**What is expected**
Images are excluded; otherwise, output every record exactly.

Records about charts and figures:
Start

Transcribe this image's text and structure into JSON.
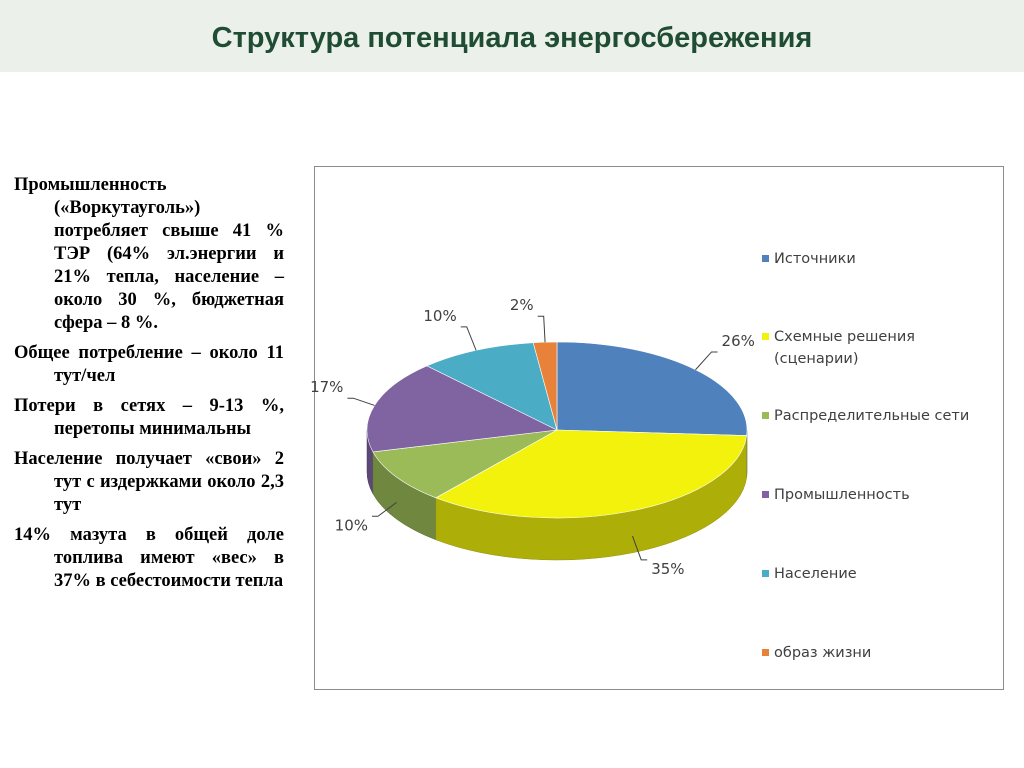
{
  "page": {
    "title": "Структура потенциала энергосбережения"
  },
  "text_bullets": [
    "Промышленность («Воркутауголь») потребляет свыше 41 % ТЭР (64% эл.энергии и 21% тепла, население – около 30 %, бюджетная сфера – 8 %.",
    "Общее потребление – около 11 тут/чел",
    "Потери в сетях – 9-13 %, перетопы минимальны",
    "Население получает «свои» 2 тут с издержками около 2,3 тут",
    "14% мазута в общей доле топлива имеют «вес» в 37% в себестоимости тепла"
  ],
  "chart_data": {
    "type": "pie",
    "style": "3d",
    "legend_position": "right",
    "categories": [
      "Источники",
      "Схемные решения (сценарии)",
      "Распределительные сети",
      "Промышленность",
      "Население",
      "образ жизни"
    ],
    "values": [
      26,
      35,
      10,
      17,
      10,
      2
    ],
    "labels": [
      "26%",
      "35%",
      "10%",
      "17%",
      "10%",
      "2%"
    ],
    "colors": [
      "#4f81bd",
      "#f2f20d",
      "#9bbb59",
      "#8064a2",
      "#4bacc6",
      "#e8823a"
    ]
  }
}
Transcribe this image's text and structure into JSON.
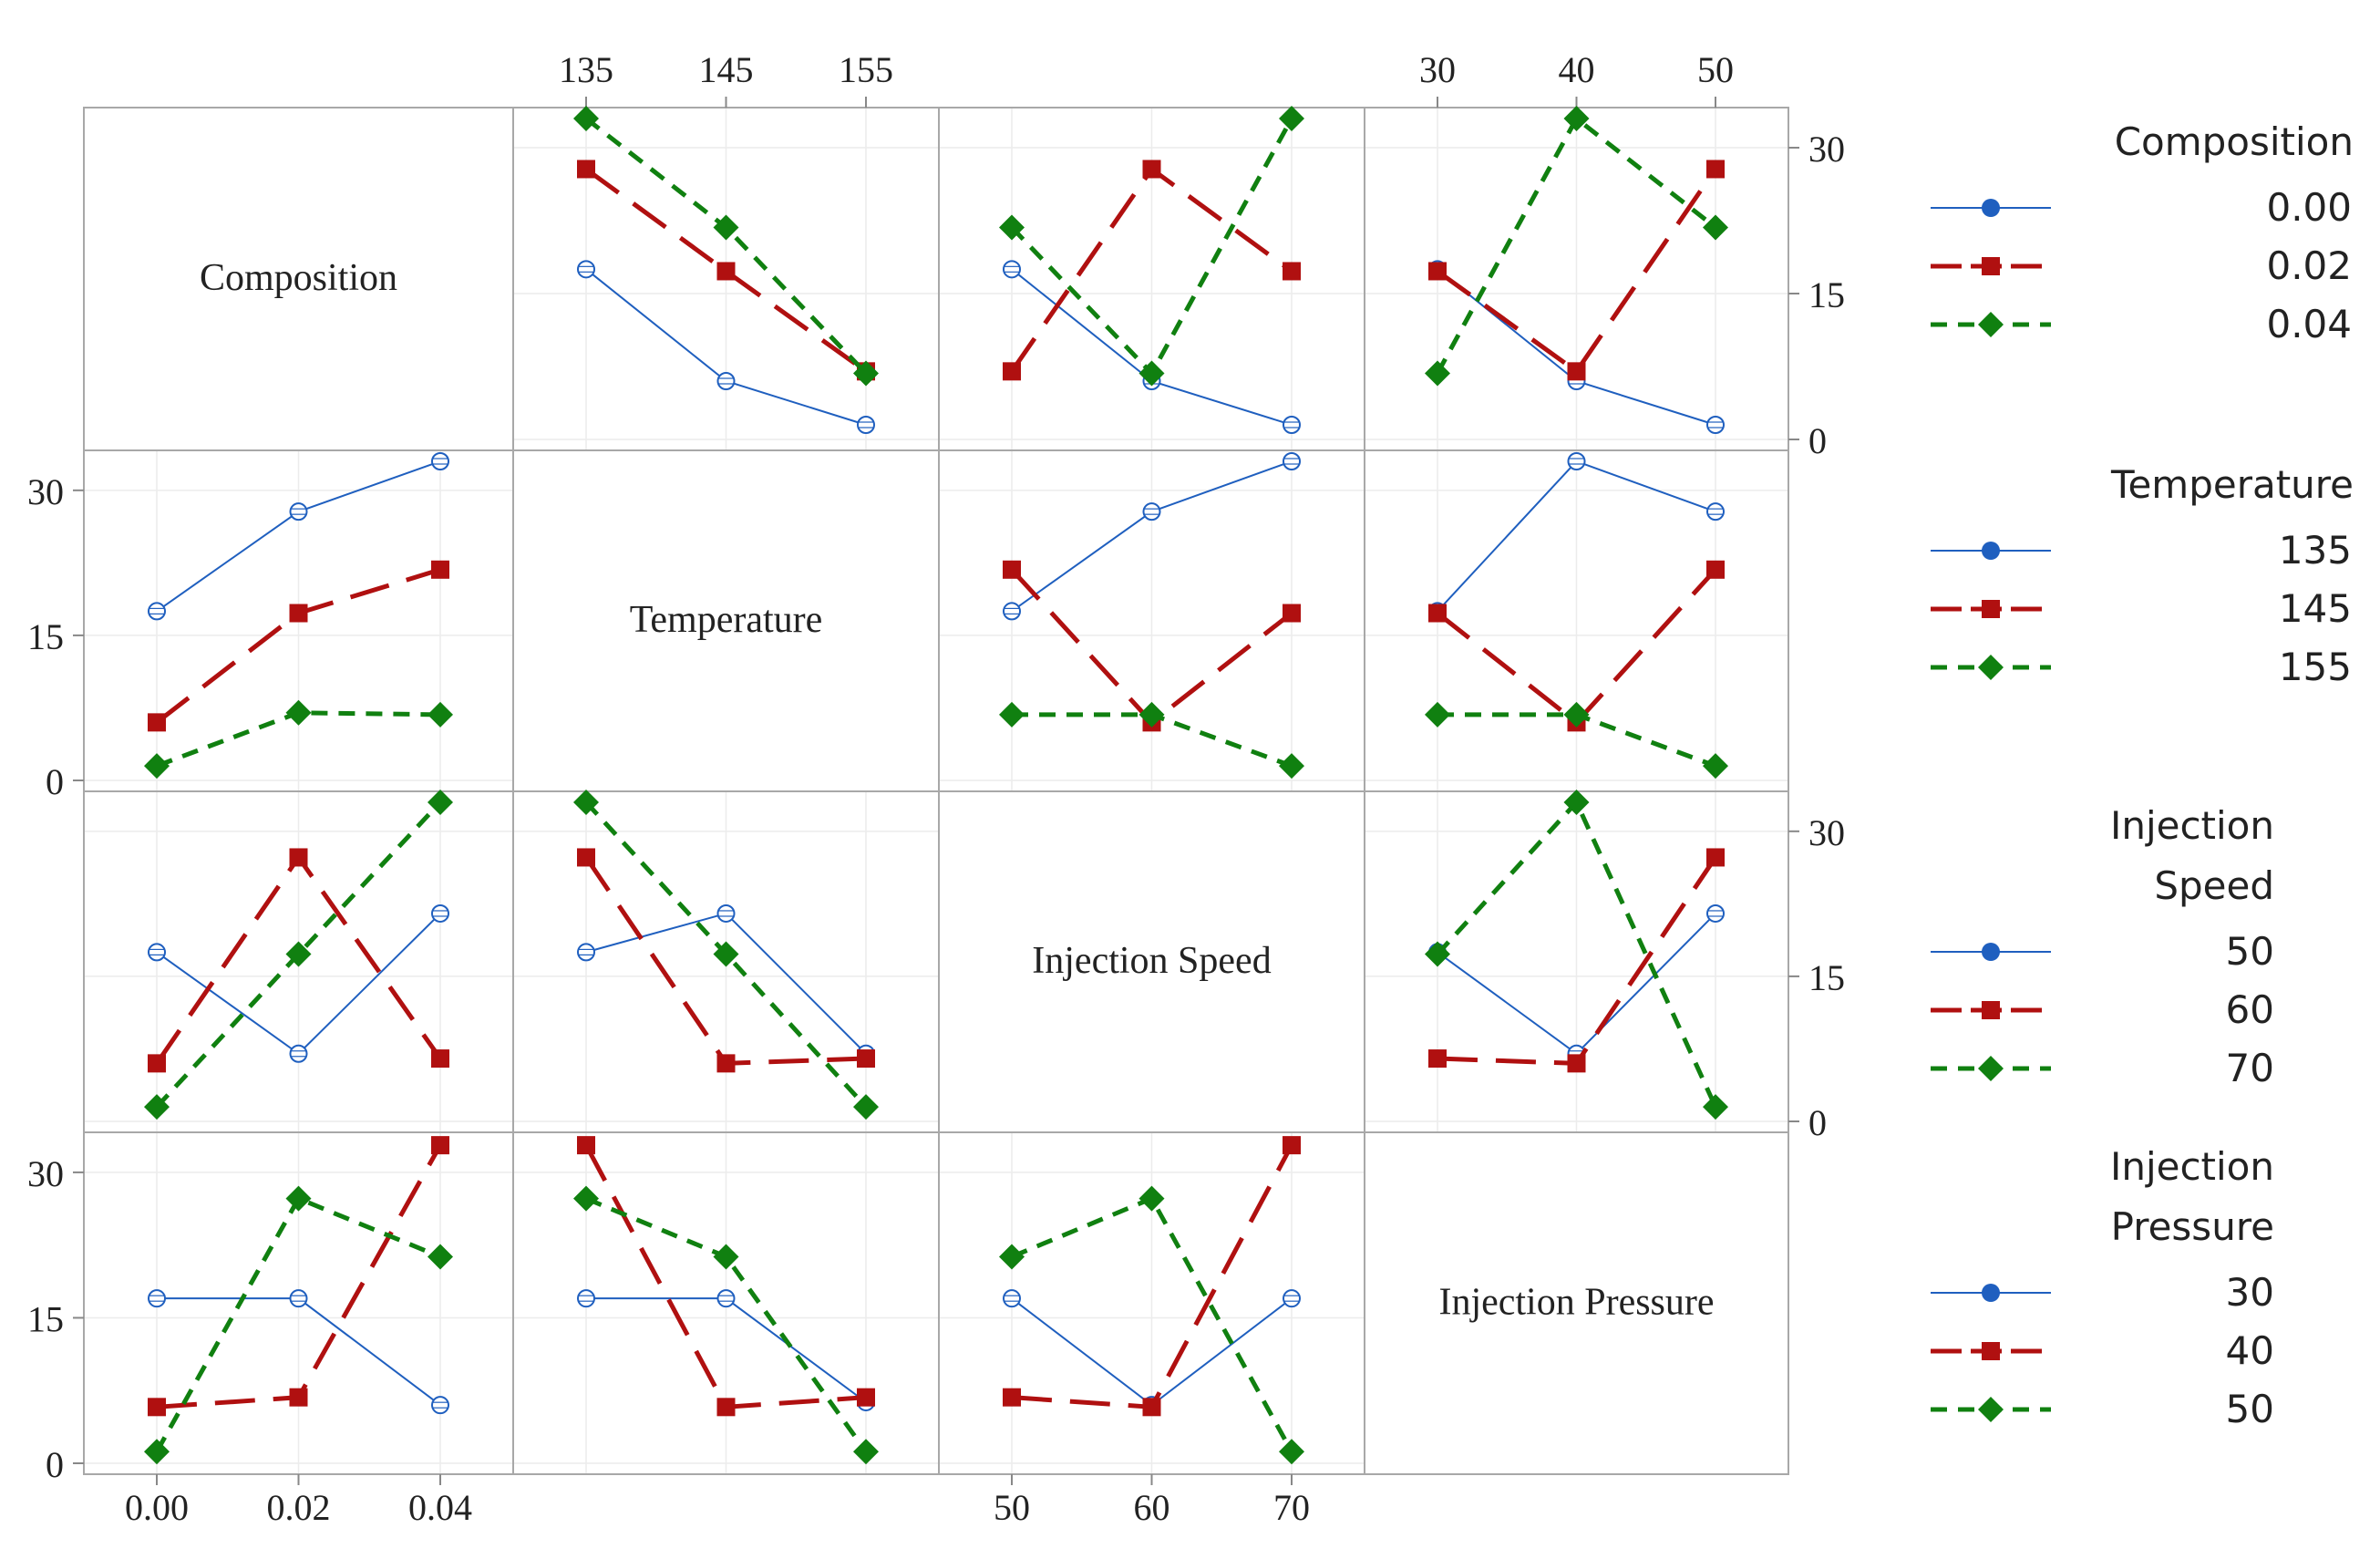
{
  "chart_data": {
    "type": "line",
    "title": "",
    "figure_type": "interaction-plot-matrix",
    "grid": true,
    "legend_position": "right",
    "y_ticks": [
      0,
      15,
      30
    ],
    "y_range": [
      0,
      33
    ],
    "colors": {
      "level1": "#1f5fbf",
      "level2": "#b01010",
      "level3": "#108010"
    },
    "factors": [
      {
        "name": "Composition",
        "legend_title": [
          "Composition"
        ],
        "levels": [
          "0.00",
          "0.02",
          "0.04"
        ],
        "tick_labels": [
          "0.00",
          "0.02",
          "0.04"
        ],
        "x": [
          0.0,
          0.02,
          0.04
        ]
      },
      {
        "name": "Temperature",
        "legend_title": [
          "Temperature"
        ],
        "levels": [
          "135",
          "145",
          "155"
        ],
        "tick_labels": [
          "135",
          "145",
          "155"
        ],
        "x": [
          135,
          145,
          155
        ]
      },
      {
        "name": "Injection Speed",
        "legend_title": [
          "Injection",
          "Speed"
        ],
        "levels": [
          "50",
          "60",
          "70"
        ],
        "tick_labels": [
          "50",
          "60",
          "70"
        ],
        "x": [
          50,
          60,
          70
        ]
      },
      {
        "name": "Injection Pressure",
        "legend_title": [
          "Injection",
          "Pressure"
        ],
        "levels": [
          "30",
          "40",
          "50"
        ],
        "tick_labels": [
          "30",
          "40",
          "50"
        ],
        "x": [
          30,
          40,
          50
        ]
      }
    ],
    "panels": [
      {
        "row": 0,
        "col": 1,
        "series": [
          [
            17.5,
            6,
            1.5
          ],
          [
            27.8,
            17.3,
            7
          ],
          [
            33,
            21.8,
            6.8
          ]
        ]
      },
      {
        "row": 0,
        "col": 2,
        "series": [
          [
            17.5,
            6,
            1.5
          ],
          [
            7,
            27.8,
            17.3
          ],
          [
            21.8,
            6.8,
            33
          ]
        ]
      },
      {
        "row": 0,
        "col": 3,
        "series": [
          [
            17.5,
            6,
            1.5
          ],
          [
            17.3,
            7,
            27.8
          ],
          [
            6.8,
            33,
            21.8
          ]
        ]
      },
      {
        "row": 1,
        "col": 0,
        "series": [
          [
            17.5,
            27.8,
            33
          ],
          [
            6,
            17.3,
            21.8
          ],
          [
            1.5,
            7,
            6.8
          ]
        ]
      },
      {
        "row": 1,
        "col": 2,
        "series": [
          [
            17.5,
            27.8,
            33
          ],
          [
            21.8,
            6,
            17.3
          ],
          [
            6.8,
            6.8,
            1.5
          ]
        ]
      },
      {
        "row": 1,
        "col": 3,
        "series": [
          [
            17.5,
            33,
            27.8
          ],
          [
            17.3,
            6,
            21.8
          ],
          [
            6.8,
            6.8,
            1.5
          ]
        ]
      },
      {
        "row": 2,
        "col": 0,
        "series": [
          [
            17.5,
            7,
            21.5
          ],
          [
            6,
            27.3,
            6.5
          ],
          [
            1.5,
            17.3,
            33
          ]
        ]
      },
      {
        "row": 2,
        "col": 1,
        "series": [
          [
            17.5,
            21.5,
            7
          ],
          [
            27.3,
            6,
            6.5
          ],
          [
            33,
            17.3,
            1.5
          ]
        ]
      },
      {
        "row": 2,
        "col": 3,
        "series": [
          [
            17.5,
            7,
            21.5
          ],
          [
            6.5,
            6,
            27.3
          ],
          [
            17.3,
            33,
            1.5
          ]
        ]
      },
      {
        "row": 3,
        "col": 0,
        "series": [
          [
            17,
            17,
            6
          ],
          [
            5.8,
            6.8,
            32.8
          ],
          [
            1.2,
            27.3,
            21.3
          ]
        ]
      },
      {
        "row": 3,
        "col": 1,
        "series": [
          [
            17,
            17,
            6.3
          ],
          [
            32.8,
            5.8,
            6.8
          ],
          [
            27.3,
            21.3,
            1.2
          ]
        ]
      },
      {
        "row": 3,
        "col": 2,
        "series": [
          [
            17,
            6,
            17
          ],
          [
            6.8,
            5.8,
            32.8
          ],
          [
            21.3,
            27.3,
            1.2
          ]
        ]
      }
    ]
  }
}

End

**Output of the task**
Transcribe this image's text and structure into JSON.
{
  "page": {
    "title": "Структура потенциала энергосбережения"
  },
  "text_bullets": [
    "Промышленность («Воркутауголь») потребляет свыше 41 % ТЭР (64% эл.энергии и 21% тепла, население – около 30 %, бюджетная сфера – 8 %.",
    "Общее потребление – около 11 тут/чел",
    "Потери в сетях – 9-13 %, перетопы минимальны",
    "Население получает «свои» 2 тут с издержками около 2,3 тут",
    "14% мазута в общей доле топлива имеют «вес» в 37% в себестоимости тепла"
  ],
  "chart_data": {
    "type": "pie",
    "style": "3d",
    "legend_position": "right",
    "categories": [
      "Источники",
      "Схемные решения (сценарии)",
      "Распределительные сети",
      "Промышленность",
      "Население",
      "образ жизни"
    ],
    "values": [
      26,
      35,
      10,
      17,
      10,
      2
    ],
    "labels": [
      "26%",
      "35%",
      "10%",
      "17%",
      "10%",
      "2%"
    ],
    "colors": [
      "#4f81bd",
      "#f2f20d",
      "#9bbb59",
      "#8064a2",
      "#4bacc6",
      "#e8823a"
    ]
  }
}
Transcribe this image's text and structure into JSON.
{
  "chart_data": {
    "type": "line",
    "title": "",
    "figure_type": "interaction-plot-matrix",
    "grid": true,
    "legend_position": "right",
    "y_ticks": [
      0,
      15,
      30
    ],
    "y_range": [
      0,
      33
    ],
    "colors": {
      "level1": "#1f5fbf",
      "level2": "#b01010",
      "level3": "#108010"
    },
    "factors": [
      {
        "name": "Composition",
        "legend_title": [
          "Composition"
        ],
        "levels": [
          "0.00",
          "0.02",
          "0.04"
        ],
        "tick_labels": [
          "0.00",
          "0.02",
          "0.04"
        ],
        "x": [
          0.0,
          0.02,
          0.04
        ]
      },
      {
        "name": "Temperature",
        "legend_title": [
          "Temperature"
        ],
        "levels": [
          "135",
          "145",
          "155"
        ],
        "tick_labels": [
          "135",
          "145",
          "155"
        ],
        "x": [
          135,
          145,
          155
        ]
      },
      {
        "name": "Injection Speed",
        "legend_title": [
          "Injection",
          "Speed"
        ],
        "levels": [
          "50",
          "60",
          "70"
        ],
        "tick_labels": [
          "50",
          "60",
          "70"
        ],
        "x": [
          50,
          60,
          70
        ]
      },
      {
        "name": "Injection Pressure",
        "legend_title": [
          "Injection",
          "Pressure"
        ],
        "levels": [
          "30",
          "40",
          "50"
        ],
        "tick_labels": [
          "30",
          "40",
          "50"
        ],
        "x": [
          30,
          40,
          50
        ]
      }
    ],
    "panels": [
      {
        "row": 0,
        "col": 1,
        "series": [
          [
            17.5,
            6,
            1.5
          ],
          [
            27.8,
            17.3,
            7
          ],
          [
            33,
            21.8,
            6.8
          ]
        ]
      },
      {
        "row": 0,
        "col": 2,
        "series": [
          [
            17.5,
            6,
            1.5
          ],
          [
            7,
            27.8,
            17.3
          ],
          [
            21.8,
            6.8,
            33
          ]
        ]
      },
      {
        "row": 0,
        "col": 3,
        "series": [
          [
            17.5,
            6,
            1.5
          ],
          [
            17.3,
            7,
            27.8
          ],
          [
            6.8,
            33,
            21.8
          ]
        ]
      },
      {
        "row": 1,
        "col": 0,
        "series": [
          [
            17.5,
            27.8,
            33
          ],
          [
            6,
            17.3,
            21.8
          ],
          [
            1.5,
            7,
            6.8
          ]
        ]
      },
      {
        "row": 1,
        "col": 2,
        "series": [
          [
            17.5,
            27.8,
            33
          ],
          [
            21.8,
            6,
            17.3
          ],
          [
            6.8,
            6.8,
            1.5
          ]
        ]
      },
      {
        "row": 1,
        "col": 3,
        "series": [
          [
            17.5,
            33,
            27.8
          ],
          [
            17.3,
            6,
            21.8
          ],
          [
            6.8,
            6.8,
            1.5
          ]
        ]
      },
      {
        "row": 2,
        "col": 0,
        "series": [
          [
            17.5,
            7,
            21.5
          ],
          [
            6,
            27.3,
            6.5
          ],
          [
            1.5,
            17.3,
            33
          ]
        ]
      },
      {
        "row": 2,
        "col": 1,
        "series": [
          [
            17.5,
            21.5,
            7
          ],
          [
            27.3,
            6,
            6.5
          ],
          [
            33,
            17.3,
            1.5
          ]
        ]
      },
      {
        "row": 2,
        "col": 3,
        "series": [
          [
            17.5,
            7,
            21.5
          ],
          [
            6.5,
            6,
            27.3
          ],
          [
            17.3,
            33,
            1.5
          ]
        ]
      },
      {
        "row": 3,
        "col": 0,
        "series": [
          [
            17,
            17,
            6
          ],
          [
            5.8,
            6.8,
            32.8
          ],
          [
            1.2,
            27.3,
            21.3
          ]
        ]
      },
      {
        "row": 3,
        "col": 1,
        "series": [
          [
            17,
            17,
            6.3
          ],
          [
            32.8,
            5.8,
            6.8
          ],
          [
            27.3,
            21.3,
            1.2
          ]
        ]
      },
      {
        "row": 3,
        "col": 2,
        "series": [
          [
            17,
            6,
            17
          ],
          [
            6.8,
            5.8,
            32.8
          ],
          [
            21.3,
            27.3,
            1.2
          ]
        ]
      }
    ]
  }
}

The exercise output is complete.